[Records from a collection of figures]
^^^^
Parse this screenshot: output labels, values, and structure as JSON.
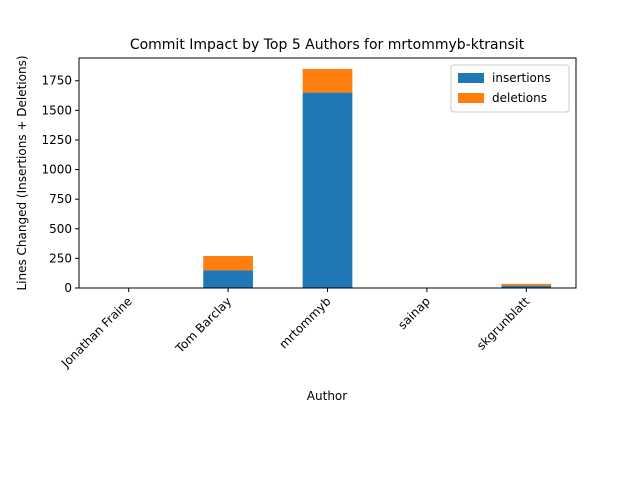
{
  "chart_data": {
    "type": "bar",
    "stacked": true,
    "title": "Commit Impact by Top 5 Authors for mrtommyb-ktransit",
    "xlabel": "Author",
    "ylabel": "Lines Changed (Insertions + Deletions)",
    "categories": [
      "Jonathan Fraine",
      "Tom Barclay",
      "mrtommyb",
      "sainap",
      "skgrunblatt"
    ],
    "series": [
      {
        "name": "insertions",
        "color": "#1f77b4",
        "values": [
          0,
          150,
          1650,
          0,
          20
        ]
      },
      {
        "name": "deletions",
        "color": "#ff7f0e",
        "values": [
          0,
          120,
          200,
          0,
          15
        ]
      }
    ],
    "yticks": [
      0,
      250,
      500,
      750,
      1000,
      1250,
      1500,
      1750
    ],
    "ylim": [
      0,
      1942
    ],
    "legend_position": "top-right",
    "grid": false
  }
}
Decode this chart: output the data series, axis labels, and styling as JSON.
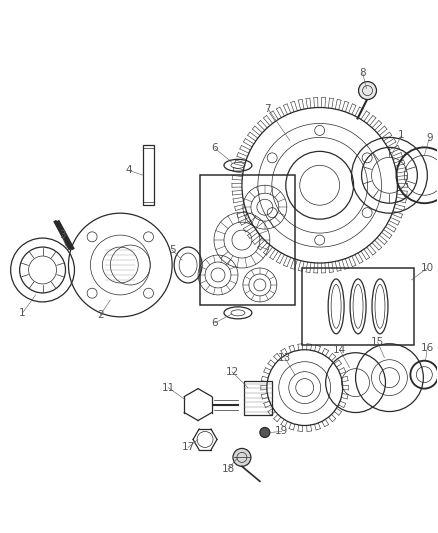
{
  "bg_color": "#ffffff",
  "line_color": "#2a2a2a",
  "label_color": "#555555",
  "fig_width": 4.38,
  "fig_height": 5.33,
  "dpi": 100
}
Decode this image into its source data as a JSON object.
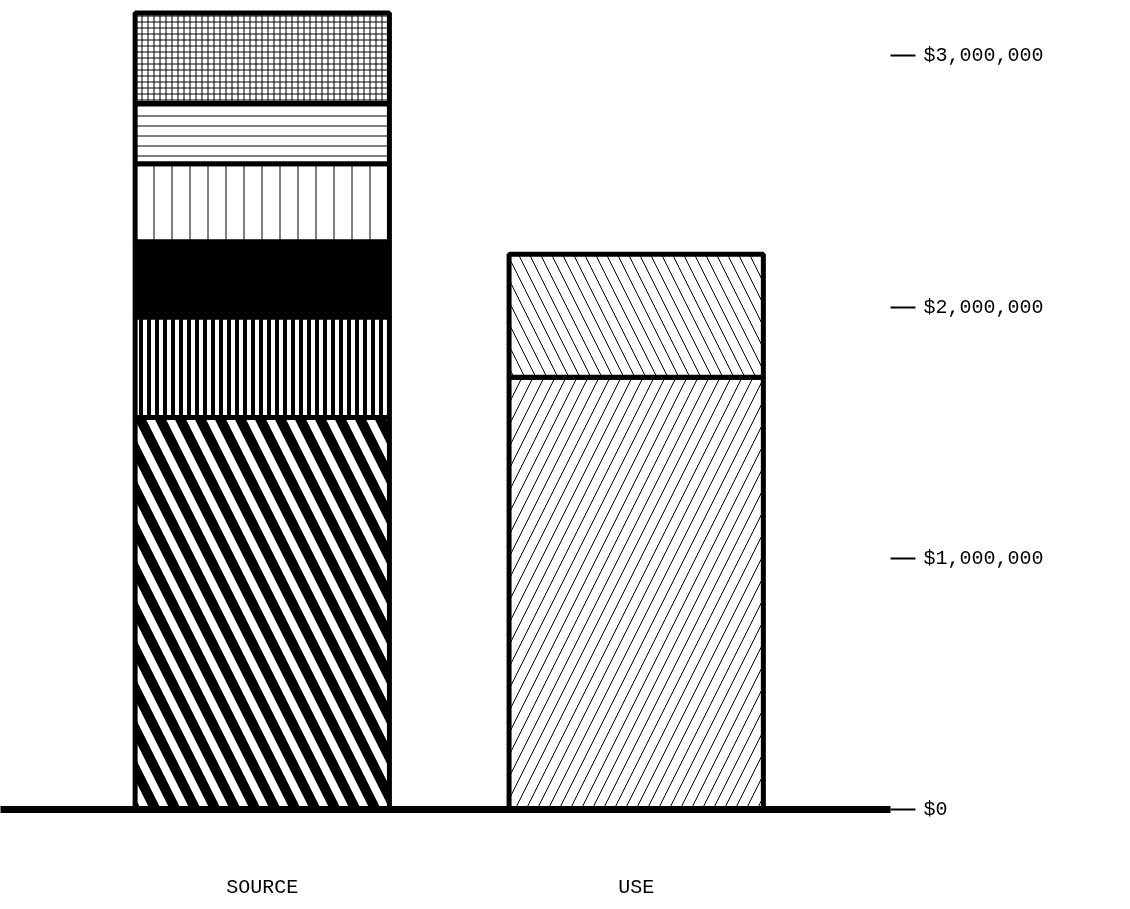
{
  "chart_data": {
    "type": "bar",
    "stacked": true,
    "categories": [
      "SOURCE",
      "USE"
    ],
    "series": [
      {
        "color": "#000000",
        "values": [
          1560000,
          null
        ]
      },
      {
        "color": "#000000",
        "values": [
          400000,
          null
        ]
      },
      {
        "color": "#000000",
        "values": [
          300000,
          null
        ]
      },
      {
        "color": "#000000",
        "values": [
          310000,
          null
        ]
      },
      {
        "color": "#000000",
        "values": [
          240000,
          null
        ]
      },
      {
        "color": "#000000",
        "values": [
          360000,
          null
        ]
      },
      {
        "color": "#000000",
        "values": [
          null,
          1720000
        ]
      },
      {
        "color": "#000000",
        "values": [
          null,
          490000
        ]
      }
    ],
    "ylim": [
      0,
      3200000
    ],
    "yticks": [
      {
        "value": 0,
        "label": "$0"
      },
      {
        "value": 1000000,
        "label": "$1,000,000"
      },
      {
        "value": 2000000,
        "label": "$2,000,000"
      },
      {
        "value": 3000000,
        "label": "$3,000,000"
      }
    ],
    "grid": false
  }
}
^^^^
→ **Work instructions**: Retype every entry verbatim and exclude the pictures from the copy.

→ **Worked answer**:
Parse this screenshot: output labels, values, and structure as JSON.
{
  "chart_data": {
    "type": "bar",
    "stacked": true,
    "title": "Commit Impact by Top 5 Authors for mrtommyb-ktransit",
    "xlabel": "Author",
    "ylabel": "Lines Changed (Insertions + Deletions)",
    "categories": [
      "Jonathan Fraine",
      "Tom Barclay",
      "mrtommyb",
      "sainap",
      "skgrunblatt"
    ],
    "series": [
      {
        "name": "insertions",
        "color": "#1f77b4",
        "values": [
          0,
          150,
          1650,
          0,
          20
        ]
      },
      {
        "name": "deletions",
        "color": "#ff7f0e",
        "values": [
          0,
          120,
          200,
          0,
          15
        ]
      }
    ],
    "yticks": [
      0,
      250,
      500,
      750,
      1000,
      1250,
      1500,
      1750
    ],
    "ylim": [
      0,
      1942
    ],
    "legend_position": "top-right",
    "grid": false
  }
}
Decode this chart: output the data series, axis labels, and styling as JSON.
{
  "bg_color": "#ffffff",
  "line_color": "#2a2a2a",
  "label_color": "#555555",
  "fig_width": 4.38,
  "fig_height": 5.33,
  "dpi": 100
}
Decode this image into its source data as a JSON object.
{
  "chart_data": {
    "type": "bar",
    "stacked": true,
    "categories": [
      "SOURCE",
      "USE"
    ],
    "series": [
      {
        "color": "#000000",
        "values": [
          1560000,
          null
        ]
      },
      {
        "color": "#000000",
        "values": [
          400000,
          null
        ]
      },
      {
        "color": "#000000",
        "values": [
          300000,
          null
        ]
      },
      {
        "color": "#000000",
        "values": [
          310000,
          null
        ]
      },
      {
        "color": "#000000",
        "values": [
          240000,
          null
        ]
      },
      {
        "color": "#000000",
        "values": [
          360000,
          null
        ]
      },
      {
        "color": "#000000",
        "values": [
          null,
          1720000
        ]
      },
      {
        "color": "#000000",
        "values": [
          null,
          490000
        ]
      }
    ],
    "ylim": [
      0,
      3200000
    ],
    "yticks": [
      {
        "value": 0,
        "label": "$0"
      },
      {
        "value": 1000000,
        "label": "$1,000,000"
      },
      {
        "value": 2000000,
        "label": "$2,000,000"
      },
      {
        "value": 3000000,
        "label": "$3,000,000"
      }
    ],
    "grid": false
  }
}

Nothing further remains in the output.